%%

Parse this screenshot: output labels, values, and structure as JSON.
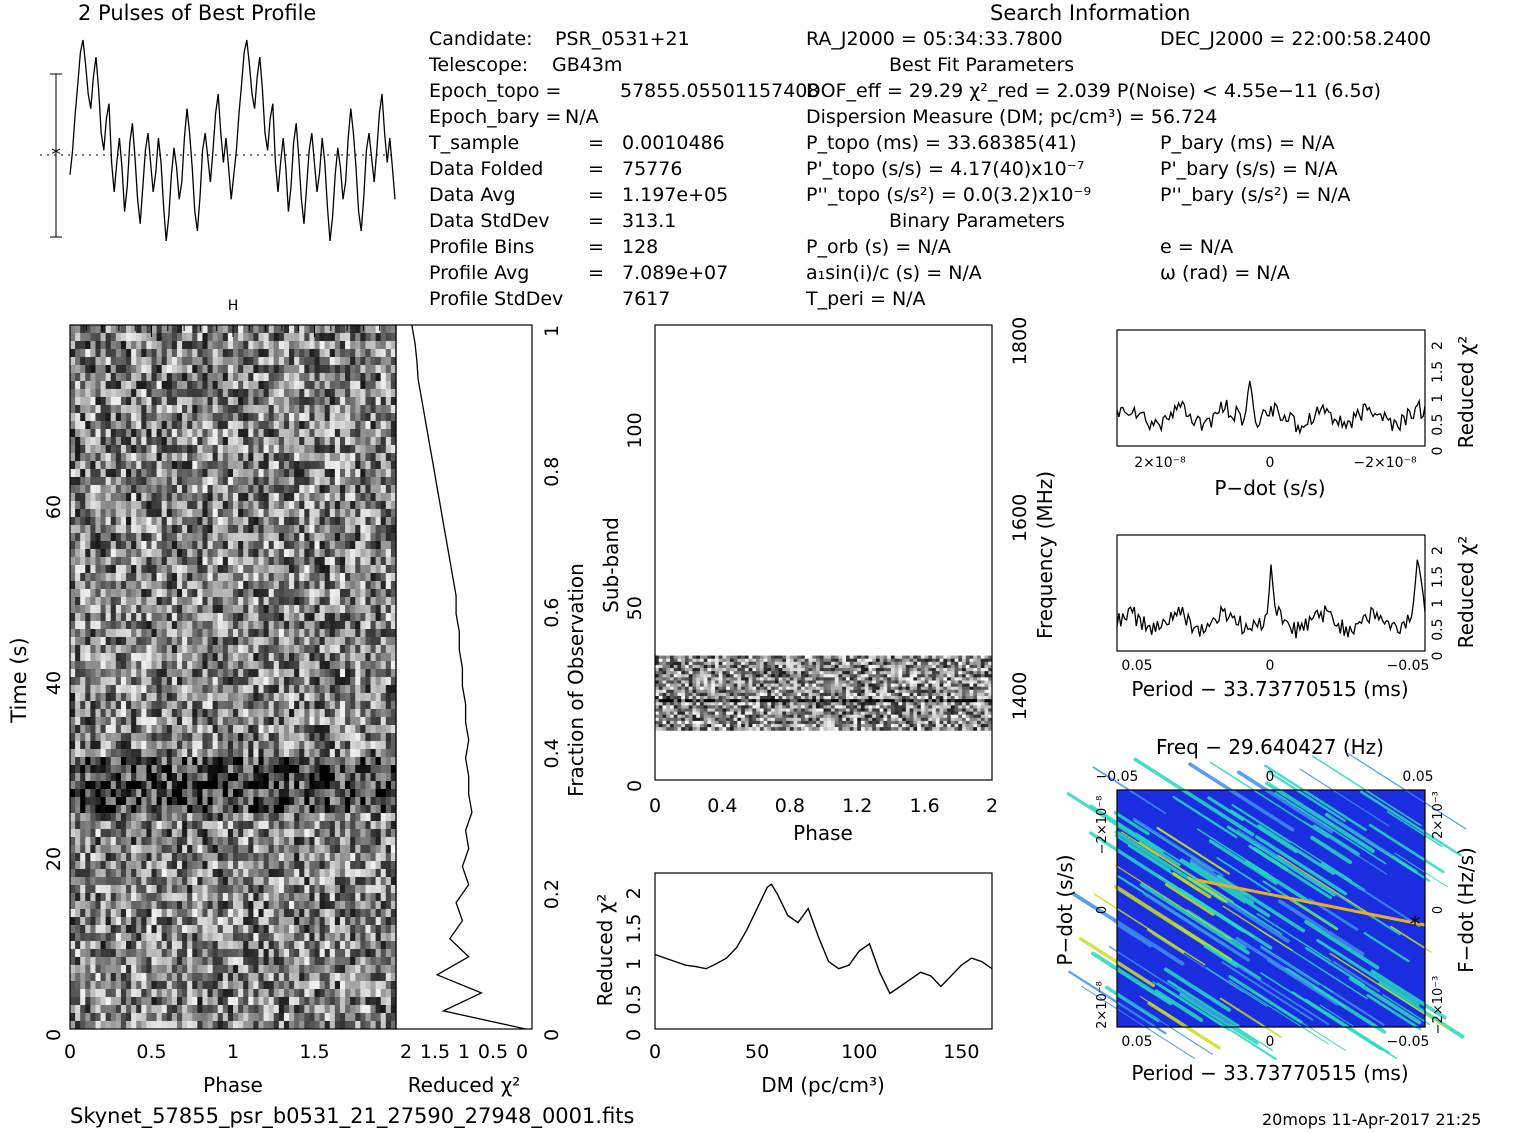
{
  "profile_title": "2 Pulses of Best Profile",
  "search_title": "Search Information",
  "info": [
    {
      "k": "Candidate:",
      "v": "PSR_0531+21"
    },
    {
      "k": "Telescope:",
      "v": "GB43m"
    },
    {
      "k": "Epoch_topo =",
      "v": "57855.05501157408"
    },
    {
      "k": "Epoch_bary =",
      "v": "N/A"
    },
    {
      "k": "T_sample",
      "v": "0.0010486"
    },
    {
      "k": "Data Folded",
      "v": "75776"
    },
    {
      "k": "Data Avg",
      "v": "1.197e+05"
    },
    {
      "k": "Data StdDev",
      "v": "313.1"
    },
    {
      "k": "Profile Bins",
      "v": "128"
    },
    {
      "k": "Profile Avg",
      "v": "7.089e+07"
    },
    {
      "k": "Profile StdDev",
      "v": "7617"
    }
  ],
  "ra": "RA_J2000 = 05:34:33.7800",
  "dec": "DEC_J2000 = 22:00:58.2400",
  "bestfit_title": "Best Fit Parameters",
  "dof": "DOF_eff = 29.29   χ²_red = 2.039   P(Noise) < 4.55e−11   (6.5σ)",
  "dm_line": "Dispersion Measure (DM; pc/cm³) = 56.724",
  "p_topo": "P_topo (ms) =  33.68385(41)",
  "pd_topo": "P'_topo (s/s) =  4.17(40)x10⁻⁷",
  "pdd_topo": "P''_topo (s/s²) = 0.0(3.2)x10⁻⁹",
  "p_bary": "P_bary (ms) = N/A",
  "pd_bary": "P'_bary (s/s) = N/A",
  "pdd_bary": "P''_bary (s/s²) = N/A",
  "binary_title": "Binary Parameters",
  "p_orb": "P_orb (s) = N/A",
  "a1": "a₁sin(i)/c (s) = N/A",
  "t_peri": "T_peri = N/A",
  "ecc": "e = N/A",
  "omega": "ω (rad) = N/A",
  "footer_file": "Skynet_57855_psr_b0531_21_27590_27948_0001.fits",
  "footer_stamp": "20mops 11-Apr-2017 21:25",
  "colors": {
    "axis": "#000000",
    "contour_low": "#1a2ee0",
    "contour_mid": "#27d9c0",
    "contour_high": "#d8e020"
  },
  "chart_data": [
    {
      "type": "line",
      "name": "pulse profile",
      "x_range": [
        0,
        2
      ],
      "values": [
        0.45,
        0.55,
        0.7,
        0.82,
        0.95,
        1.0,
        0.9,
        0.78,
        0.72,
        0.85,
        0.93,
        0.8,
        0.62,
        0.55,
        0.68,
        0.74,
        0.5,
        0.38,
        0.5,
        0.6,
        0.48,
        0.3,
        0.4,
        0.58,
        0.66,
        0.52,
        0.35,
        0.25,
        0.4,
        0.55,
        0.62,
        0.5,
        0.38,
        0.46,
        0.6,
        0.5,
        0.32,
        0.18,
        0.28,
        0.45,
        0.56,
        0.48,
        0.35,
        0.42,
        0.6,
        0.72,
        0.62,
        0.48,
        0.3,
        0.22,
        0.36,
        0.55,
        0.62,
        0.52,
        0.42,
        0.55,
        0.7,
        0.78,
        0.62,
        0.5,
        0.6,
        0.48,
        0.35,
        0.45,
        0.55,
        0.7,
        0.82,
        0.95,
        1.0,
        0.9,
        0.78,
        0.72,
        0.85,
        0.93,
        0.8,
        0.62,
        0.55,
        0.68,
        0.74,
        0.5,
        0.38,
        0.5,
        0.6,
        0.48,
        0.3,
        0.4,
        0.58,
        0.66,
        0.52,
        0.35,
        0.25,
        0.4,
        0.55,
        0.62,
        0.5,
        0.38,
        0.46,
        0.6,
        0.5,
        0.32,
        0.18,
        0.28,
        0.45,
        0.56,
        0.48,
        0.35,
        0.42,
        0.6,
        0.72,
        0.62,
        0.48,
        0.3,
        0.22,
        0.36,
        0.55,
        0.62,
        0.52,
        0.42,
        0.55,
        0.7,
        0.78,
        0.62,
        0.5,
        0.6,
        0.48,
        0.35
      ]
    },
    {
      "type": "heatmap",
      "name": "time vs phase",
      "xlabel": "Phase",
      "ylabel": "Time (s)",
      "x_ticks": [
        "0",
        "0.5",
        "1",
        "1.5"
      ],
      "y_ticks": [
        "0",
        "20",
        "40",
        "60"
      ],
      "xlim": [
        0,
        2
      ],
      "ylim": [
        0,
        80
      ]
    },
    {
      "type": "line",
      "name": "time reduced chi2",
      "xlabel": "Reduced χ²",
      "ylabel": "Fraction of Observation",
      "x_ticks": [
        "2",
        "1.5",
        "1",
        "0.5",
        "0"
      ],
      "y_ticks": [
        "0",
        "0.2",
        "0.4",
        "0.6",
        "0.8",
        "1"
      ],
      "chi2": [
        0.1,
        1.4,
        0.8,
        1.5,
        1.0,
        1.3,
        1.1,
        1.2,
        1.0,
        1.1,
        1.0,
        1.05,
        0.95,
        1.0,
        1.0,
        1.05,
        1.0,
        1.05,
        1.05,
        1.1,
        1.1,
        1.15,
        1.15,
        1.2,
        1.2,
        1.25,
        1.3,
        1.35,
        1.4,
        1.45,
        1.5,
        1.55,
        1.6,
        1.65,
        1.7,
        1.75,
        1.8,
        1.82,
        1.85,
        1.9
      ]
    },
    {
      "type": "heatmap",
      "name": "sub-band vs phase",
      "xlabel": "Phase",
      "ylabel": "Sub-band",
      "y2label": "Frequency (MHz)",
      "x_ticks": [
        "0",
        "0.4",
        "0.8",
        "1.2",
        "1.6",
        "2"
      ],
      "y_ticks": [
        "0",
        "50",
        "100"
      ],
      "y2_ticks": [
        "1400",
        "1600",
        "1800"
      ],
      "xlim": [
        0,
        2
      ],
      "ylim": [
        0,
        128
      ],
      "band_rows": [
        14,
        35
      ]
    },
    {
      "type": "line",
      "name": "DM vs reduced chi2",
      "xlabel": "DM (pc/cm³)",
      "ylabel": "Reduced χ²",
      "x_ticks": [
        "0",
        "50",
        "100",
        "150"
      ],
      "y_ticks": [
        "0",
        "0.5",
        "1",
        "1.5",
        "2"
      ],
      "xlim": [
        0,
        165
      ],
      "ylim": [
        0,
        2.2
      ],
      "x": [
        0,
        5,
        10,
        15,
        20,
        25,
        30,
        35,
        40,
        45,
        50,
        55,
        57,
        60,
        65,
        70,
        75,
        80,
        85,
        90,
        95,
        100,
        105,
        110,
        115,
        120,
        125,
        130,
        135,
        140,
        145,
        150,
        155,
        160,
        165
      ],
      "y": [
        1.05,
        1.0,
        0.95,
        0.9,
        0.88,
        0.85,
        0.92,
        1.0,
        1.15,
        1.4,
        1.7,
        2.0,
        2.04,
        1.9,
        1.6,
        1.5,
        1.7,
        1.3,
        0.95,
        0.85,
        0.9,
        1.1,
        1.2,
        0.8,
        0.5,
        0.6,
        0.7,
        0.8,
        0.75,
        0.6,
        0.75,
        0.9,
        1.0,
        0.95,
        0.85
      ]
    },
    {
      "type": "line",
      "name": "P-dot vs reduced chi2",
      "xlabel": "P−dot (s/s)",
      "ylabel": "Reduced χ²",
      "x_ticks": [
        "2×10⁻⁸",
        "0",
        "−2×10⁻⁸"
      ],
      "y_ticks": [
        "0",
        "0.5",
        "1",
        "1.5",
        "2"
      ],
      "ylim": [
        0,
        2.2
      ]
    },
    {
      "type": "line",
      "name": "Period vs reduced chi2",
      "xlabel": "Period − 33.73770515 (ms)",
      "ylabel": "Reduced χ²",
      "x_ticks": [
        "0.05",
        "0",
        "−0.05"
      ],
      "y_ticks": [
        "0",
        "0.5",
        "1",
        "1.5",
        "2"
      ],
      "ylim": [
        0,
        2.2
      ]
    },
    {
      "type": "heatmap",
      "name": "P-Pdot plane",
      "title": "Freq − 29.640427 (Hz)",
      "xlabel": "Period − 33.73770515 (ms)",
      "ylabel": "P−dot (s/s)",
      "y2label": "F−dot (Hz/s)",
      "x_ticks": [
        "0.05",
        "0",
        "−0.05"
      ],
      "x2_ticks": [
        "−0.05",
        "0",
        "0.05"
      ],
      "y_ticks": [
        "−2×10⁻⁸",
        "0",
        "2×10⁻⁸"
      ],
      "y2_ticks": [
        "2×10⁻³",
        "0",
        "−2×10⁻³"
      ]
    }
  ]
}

%%

- WHAT IS ASKED:
Isolate the lines that hold the word "Best" and copy all of them.

- REPLY TO THE TASK:
  "profile_title": "2 Pulses of Best Profile",
  "bestfit_title": "Best Fit Parameters",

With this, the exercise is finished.